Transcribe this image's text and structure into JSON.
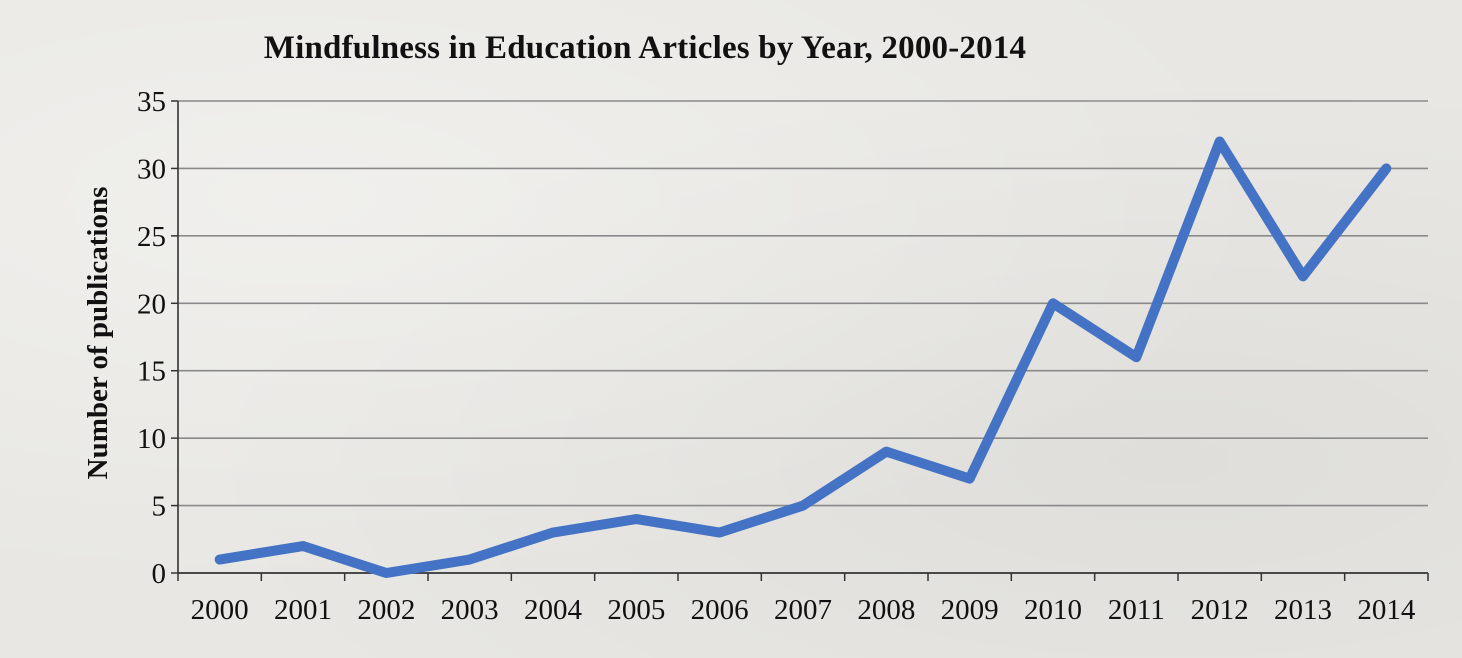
{
  "chart_data": {
    "type": "line",
    "title": "Mindfulness in Education Articles by Year, 2000-2014",
    "xlabel": "",
    "ylabel": "Number of publications",
    "categories": [
      "2000",
      "2001",
      "2002",
      "2003",
      "2004",
      "2005",
      "2006",
      "2007",
      "2008",
      "2009",
      "2010",
      "2011",
      "2012",
      "2013",
      "2014"
    ],
    "series": [
      {
        "values": [
          1,
          2,
          0,
          1,
          3,
          4,
          3,
          5,
          9,
          7,
          20,
          16,
          32,
          22,
          30
        ]
      }
    ],
    "ylim": [
      0,
      35
    ],
    "yticks": [
      "0",
      "5",
      "10",
      "15",
      "20",
      "25",
      "30",
      "35"
    ],
    "grid": true,
    "line_color": "#4472c4"
  }
}
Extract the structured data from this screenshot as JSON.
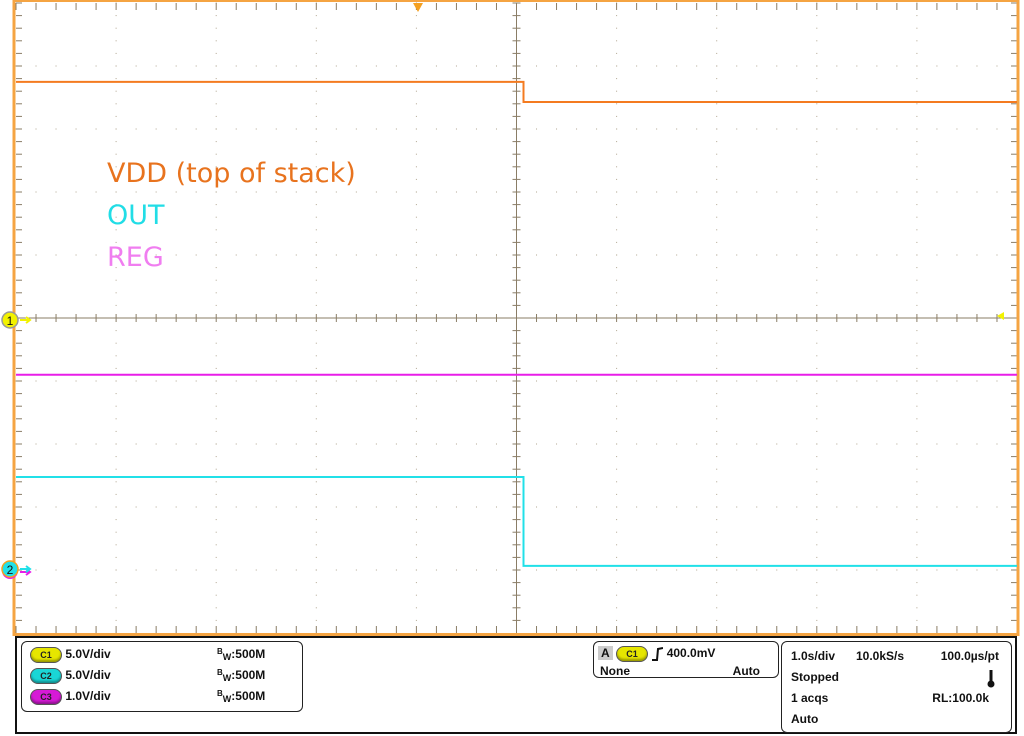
{
  "chart_data": {
    "type": "line",
    "title": "",
    "xlabel": "",
    "ylabel": "",
    "grid": true,
    "x_divisions": 10,
    "y_divisions": 10,
    "xlim": [
      -5.0,
      5.0
    ],
    "x_unit": "s",
    "legend_position": "top-left",
    "series": [
      {
        "name": "VDD (top of stack)",
        "channel": "C1",
        "color": "#f47b20",
        "volts_per_div": 5.0,
        "x": [
          -5.0,
          0.07,
          0.07,
          5.0
        ],
        "y": [
          18.9,
          18.9,
          17.3,
          17.3
        ]
      },
      {
        "name": "OUT",
        "channel": "C2",
        "color": "#21e0e8",
        "volts_per_div": 5.0,
        "x": [
          -5.0,
          0.07,
          0.07,
          5.0
        ],
        "y": [
          7.3,
          7.3,
          0.25,
          0.25
        ]
      },
      {
        "name": "REG",
        "channel": "C3",
        "color": "#e81ee8",
        "volts_per_div": 1.0,
        "x": [
          -5.0,
          5.0
        ],
        "y": [
          3.1,
          3.1
        ]
      }
    ],
    "markers": {
      "ch1_ground": "1",
      "ch2_ground": "2"
    }
  },
  "legend": {
    "vdd": {
      "label": "VDD (top of stack)",
      "color": "#e8731e"
    },
    "out": {
      "label": "OUT",
      "color": "#21dde6"
    },
    "reg": {
      "label": "REG",
      "color": "#f07ef0"
    }
  },
  "channels": [
    {
      "badge": "C1",
      "scale": "5.0V/div",
      "bw_prefix": "B",
      "bw_sub": "W",
      "bw": ":500M",
      "color": "#e6e600"
    },
    {
      "badge": "C2",
      "scale": "5.0V/div",
      "bw_prefix": "B",
      "bw_sub": "W",
      "bw": ":500M",
      "color": "#1ad6d6"
    },
    {
      "badge": "C3",
      "scale": "1.0V/div",
      "bw_prefix": "B",
      "bw_sub": "W",
      "bw": ":500M",
      "color": "#d61ad6"
    }
  ],
  "trigger": {
    "mode_letter": "A",
    "source": "C1",
    "slope": "rising-edge-icon",
    "level": "400.0mV",
    "coupling": "None",
    "mode": "Auto"
  },
  "acquisition": {
    "timebase": "1.0s/div",
    "sample_rate": "10.0kS/s",
    "resolution": "100.0µs/pt",
    "state": "Stopped",
    "acqs": "1 acqs",
    "record_length": "RL:100.0k",
    "mode": "Auto",
    "thermometer_icon": "thermometer-icon"
  }
}
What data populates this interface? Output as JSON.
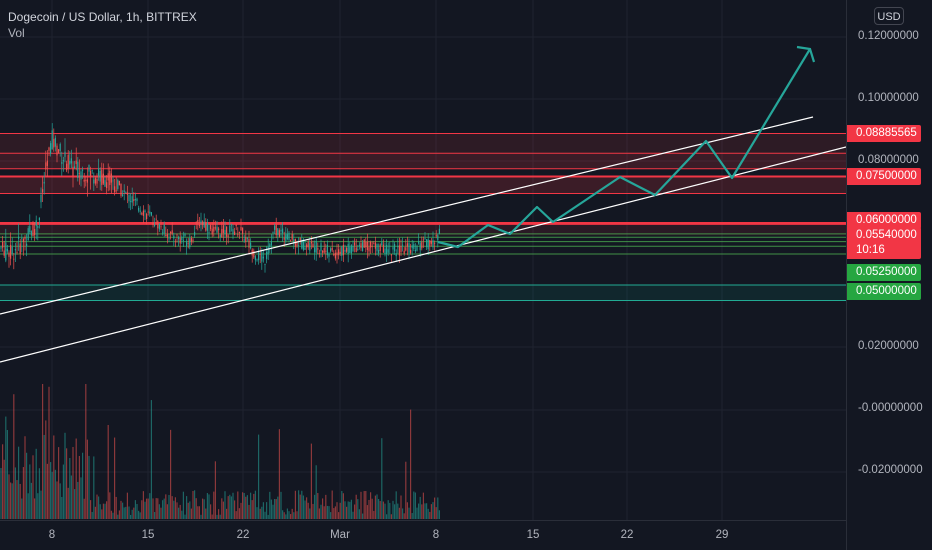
{
  "header": {
    "symbol_title": "Dogecoin / US Dollar, 1h, BITTREX",
    "volume_label": "Vol",
    "currency_button": "USD"
  },
  "price_axis": {
    "ticks": [
      {
        "label": "0.12000000",
        "value": 0.12
      },
      {
        "label": "0.10000000",
        "value": 0.1
      },
      {
        "label": "0.08000000",
        "value": 0.08
      },
      {
        "label": "0.02000000",
        "value": 0.02
      },
      {
        "label": "-0.00000000",
        "value": 0.0
      },
      {
        "label": "-0.02000000",
        "value": -0.02
      }
    ]
  },
  "price_tags": [
    {
      "label": "0.08885565",
      "color": "red",
      "value": 0.08885565
    },
    {
      "label": "0.07500000",
      "color": "red",
      "value": 0.075
    },
    {
      "label": "0.06000000",
      "color": "red",
      "value": 0.06
    },
    {
      "label": "0.05540000",
      "countdown": "10:16",
      "color": "red",
      "value": 0.0554
    },
    {
      "label": "0.05250000",
      "color": "green",
      "value": 0.0525
    },
    {
      "label": "0.05000000",
      "color": "green",
      "value": 0.05
    }
  ],
  "time_axis": {
    "ticks": [
      "8",
      "8",
      "15",
      "22",
      "Mar",
      "8",
      "15",
      "22",
      "29"
    ]
  },
  "colors": {
    "background": "#131722",
    "up_candle": "#26a69a",
    "down_candle": "#ef5350",
    "resistance": "#f23645",
    "support": "#089981",
    "trendline": "#ffffff",
    "projection": "#26a69a"
  }
}
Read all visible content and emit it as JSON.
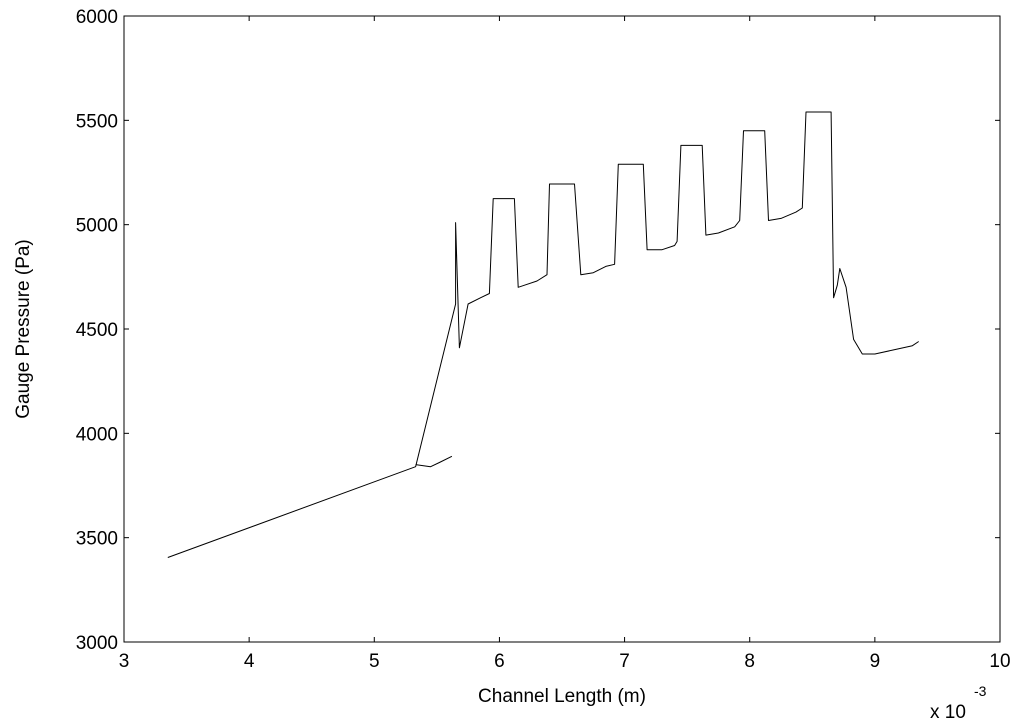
{
  "chart_data": {
    "type": "line",
    "xlabel": "Channel Length (m)",
    "ylabel": "Gauge Pressure (Pa)",
    "x_multiplier": {
      "base": "x 10",
      "exponent": "-3"
    },
    "xlim": [
      3,
      10
    ],
    "ylim": [
      3000,
      6000
    ],
    "x_ticks": [
      3,
      4,
      5,
      6,
      7,
      8,
      9,
      10
    ],
    "x_tick_labels": [
      "3",
      "4",
      "5",
      "6",
      "7",
      "8",
      "9",
      "10"
    ],
    "y_ticks": [
      3000,
      3500,
      4000,
      4500,
      5000,
      5500,
      6000
    ],
    "y_tick_labels": [
      "3000",
      "3500",
      "4000",
      "4500",
      "5000",
      "5500",
      "6000"
    ],
    "grid": false,
    "line_color": "#000000",
    "series": [
      {
        "x": [
          3.35,
          5.33,
          5.65,
          5.65,
          5.68,
          5.75,
          5.85,
          5.92,
          5.95,
          6.12,
          6.15,
          6.2,
          6.3,
          6.38,
          6.4,
          6.6,
          6.65,
          6.75,
          6.85,
          6.92,
          6.95,
          7.15,
          7.18,
          7.3,
          7.4,
          7.42,
          7.45,
          7.62,
          7.65,
          7.75,
          7.88,
          7.92,
          7.95,
          8.12,
          8.15,
          8.25,
          8.37,
          8.42,
          8.45,
          8.65,
          8.67,
          8.7,
          8.72,
          8.77,
          8.83,
          8.9,
          9.0,
          9.15,
          9.3,
          9.35
        ],
        "y": [
          3405,
          3840,
          4620,
          5010,
          4410,
          4620,
          4650,
          4670,
          5125,
          5125,
          4700,
          4710,
          4730,
          4760,
          5195,
          5195,
          4760,
          4770,
          4800,
          4810,
          5290,
          5290,
          4880,
          4880,
          4900,
          4920,
          5380,
          5380,
          4950,
          4960,
          4990,
          5020,
          5450,
          5450,
          5020,
          5030,
          5060,
          5080,
          5540,
          5540,
          4650,
          4710,
          4790,
          4700,
          4450,
          4380,
          4380,
          4400,
          4420,
          4440
        ]
      },
      {
        "x": [
          5.33,
          5.45,
          5.52,
          5.62
        ],
        "y": [
          3850,
          3840,
          3860,
          3890
        ]
      }
    ]
  }
}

# # # #

GIVEN EXERCISE: Repeat the data in full and exactly. Omit pictures.

RESULT FOR THIS EXERCISE:
Transcribe this image's text and structure into JSON.
{
  "chart_data": {
    "type": "line",
    "title": "Mindfulness in Education Articles by Year, 2000-2014",
    "xlabel": "",
    "ylabel": "Number of publications",
    "categories": [
      "2000",
      "2001",
      "2002",
      "2003",
      "2004",
      "2005",
      "2006",
      "2007",
      "2008",
      "2009",
      "2010",
      "2011",
      "2012",
      "2013",
      "2014"
    ],
    "series": [
      {
        "values": [
          1,
          2,
          0,
          1,
          3,
          4,
          3,
          5,
          9,
          7,
          20,
          16,
          32,
          22,
          30
        ]
      }
    ],
    "ylim": [
      0,
      35
    ],
    "yticks": [
      "0",
      "5",
      "10",
      "15",
      "20",
      "25",
      "30",
      "35"
    ],
    "grid": true,
    "line_color": "#4472c4"
  }
}
Extract the structured data from this screenshot as JSON.
{
  "chart_data": {
    "type": "line",
    "title": "",
    "xlabel": "",
    "ylabel": "",
    "grid": true,
    "x_divisions": 10,
    "y_divisions": 10,
    "xlim": [
      -5.0,
      5.0
    ],
    "x_unit": "s",
    "legend_position": "top-left",
    "series": [
      {
        "name": "VDD (top of stack)",
        "channel": "C1",
        "color": "#f47b20",
        "volts_per_div": 5.0,
        "x": [
          -5.0,
          0.07,
          0.07,
          5.0
        ],
        "y": [
          18.9,
          18.9,
          17.3,
          17.3
        ]
      },
      {
        "name": "OUT",
        "channel": "C2",
        "color": "#21e0e8",
        "volts_per_div": 5.0,
        "x": [
          -5.0,
          0.07,
          0.07,
          5.0
        ],
        "y": [
          7.3,
          7.3,
          0.25,
          0.25
        ]
      },
      {
        "name": "REG",
        "channel": "C3",
        "color": "#e81ee8",
        "volts_per_div": 1.0,
        "x": [
          -5.0,
          5.0
        ],
        "y": [
          3.1,
          3.1
        ]
      }
    ],
    "markers": {
      "ch1_ground": "1",
      "ch2_ground": "2"
    }
  },
  "legend": {
    "vdd": {
      "label": "VDD (top of stack)",
      "color": "#e8731e"
    },
    "out": {
      "label": "OUT",
      "color": "#21dde6"
    },
    "reg": {
      "label": "REG",
      "color": "#f07ef0"
    }
  },
  "channels": [
    {
      "badge": "C1",
      "scale": "5.0V/div",
      "bw_prefix": "B",
      "bw_sub": "W",
      "bw": ":500M",
      "color": "#e6e600"
    },
    {
      "badge": "C2",
      "scale": "5.0V/div",
      "bw_prefix": "B",
      "bw_sub": "W",
      "bw": ":500M",
      "color": "#1ad6d6"
    },
    {
      "badge": "C3",
      "scale": "1.0V/div",
      "bw_prefix": "B",
      "bw_sub": "W",
      "bw": ":500M",
      "color": "#d61ad6"
    }
  ],
  "trigger": {
    "mode_letter": "A",
    "source": "C1",
    "slope": "rising-edge-icon",
    "level": "400.0mV",
    "coupling": "None",
    "mode": "Auto"
  },
  "acquisition": {
    "timebase": "1.0s/div",
    "sample_rate": "10.0kS/s",
    "resolution": "100.0µs/pt",
    "state": "Stopped",
    "acqs": "1 acqs",
    "record_length": "RL:100.0k",
    "mode": "Auto",
    "thermometer_icon": "thermometer-icon"
  }
}
What data populates this interface? Output as JSON.
{
  "header": {
    "symbol_title": "Dogecoin / US Dollar, 1h, BITTREX",
    "volume_label": "Vol",
    "currency_button": "USD"
  },
  "price_axis": {
    "ticks": [
      {
        "label": "0.12000000",
        "value": 0.12
      },
      {
        "label": "0.10000000",
        "value": 0.1
      },
      {
        "label": "0.08000000",
        "value": 0.08
      },
      {
        "label": "0.02000000",
        "value": 0.02
      },
      {
        "label": "-0.00000000",
        "value": 0.0
      },
      {
        "label": "-0.02000000",
        "value": -0.02
      }
    ]
  },
  "price_tags": [
    {
      "label": "0.08885565",
      "color": "red",
      "value": 0.08885565
    },
    {
      "label": "0.07500000",
      "color": "red",
      "value": 0.075
    },
    {
      "label": "0.06000000",
      "color": "red",
      "value": 0.06
    },
    {
      "label": "0.05540000",
      "countdown": "10:16",
      "color": "red",
      "value": 0.0554
    },
    {
      "label": "0.05250000",
      "color": "green",
      "value": 0.0525
    },
    {
      "label": "0.05000000",
      "color": "green",
      "value": 0.05
    }
  ],
  "time_axis": {
    "ticks": [
      "8",
      "8",
      "15",
      "22",
      "Mar",
      "8",
      "15",
      "22",
      "29"
    ]
  },
  "colors": {
    "background": "#131722",
    "up_candle": "#26a69a",
    "down_candle": "#ef5350",
    "resistance": "#f23645",
    "support": "#089981",
    "trendline": "#ffffff",
    "projection": "#26a69a"
  }
}
Read all visible content and emit it as JSON.
{
  "chart_data": {
    "type": "line",
    "xlabel": "Channel Length (m)",
    "ylabel": "Gauge Pressure (Pa)",
    "x_multiplier": {
      "base": "x 10",
      "exponent": "-3"
    },
    "xlim": [
      3,
      10
    ],
    "ylim": [
      3000,
      6000
    ],
    "x_ticks": [
      3,
      4,
      5,
      6,
      7,
      8,
      9,
      10
    ],
    "x_tick_labels": [
      "3",
      "4",
      "5",
      "6",
      "7",
      "8",
      "9",
      "10"
    ],
    "y_ticks": [
      3000,
      3500,
      4000,
      4500,
      5000,
      5500,
      6000
    ],
    "y_tick_labels": [
      "3000",
      "3500",
      "4000",
      "4500",
      "5000",
      "5500",
      "6000"
    ],
    "grid": false,
    "line_color": "#000000",
    "series": [
      {
        "x": [
          3.35,
          5.33,
          5.65,
          5.65,
          5.68,
          5.75,
          5.85,
          5.92,
          5.95,
          6.12,
          6.15,
          6.2,
          6.3,
          6.38,
          6.4,
          6.6,
          6.65,
          6.75,
          6.85,
          6.92,
          6.95,
          7.15,
          7.18,
          7.3,
          7.4,
          7.42,
          7.45,
          7.62,
          7.65,
          7.75,
          7.88,
          7.92,
          7.95,
          8.12,
          8.15,
          8.25,
          8.37,
          8.42,
          8.45,
          8.65,
          8.67,
          8.7,
          8.72,
          8.77,
          8.83,
          8.9,
          9.0,
          9.15,
          9.3,
          9.35
        ],
        "y": [
          3405,
          3840,
          4620,
          5010,
          4410,
          4620,
          4650,
          4670,
          5125,
          5125,
          4700,
          4710,
          4730,
          4760,
          5195,
          5195,
          4760,
          4770,
          4800,
          4810,
          5290,
          5290,
          4880,
          4880,
          4900,
          4920,
          5380,
          5380,
          4950,
          4960,
          4990,
          5020,
          5450,
          5450,
          5020,
          5030,
          5060,
          5080,
          5540,
          5540,
          4650,
          4710,
          4790,
          4700,
          4450,
          4380,
          4380,
          4400,
          4420,
          4440
        ]
      },
      {
        "x": [
          5.33,
          5.45,
          5.52,
          5.62
        ],
        "y": [
          3850,
          3840,
          3860,
          3890
        ]
      }
    ]
  }
}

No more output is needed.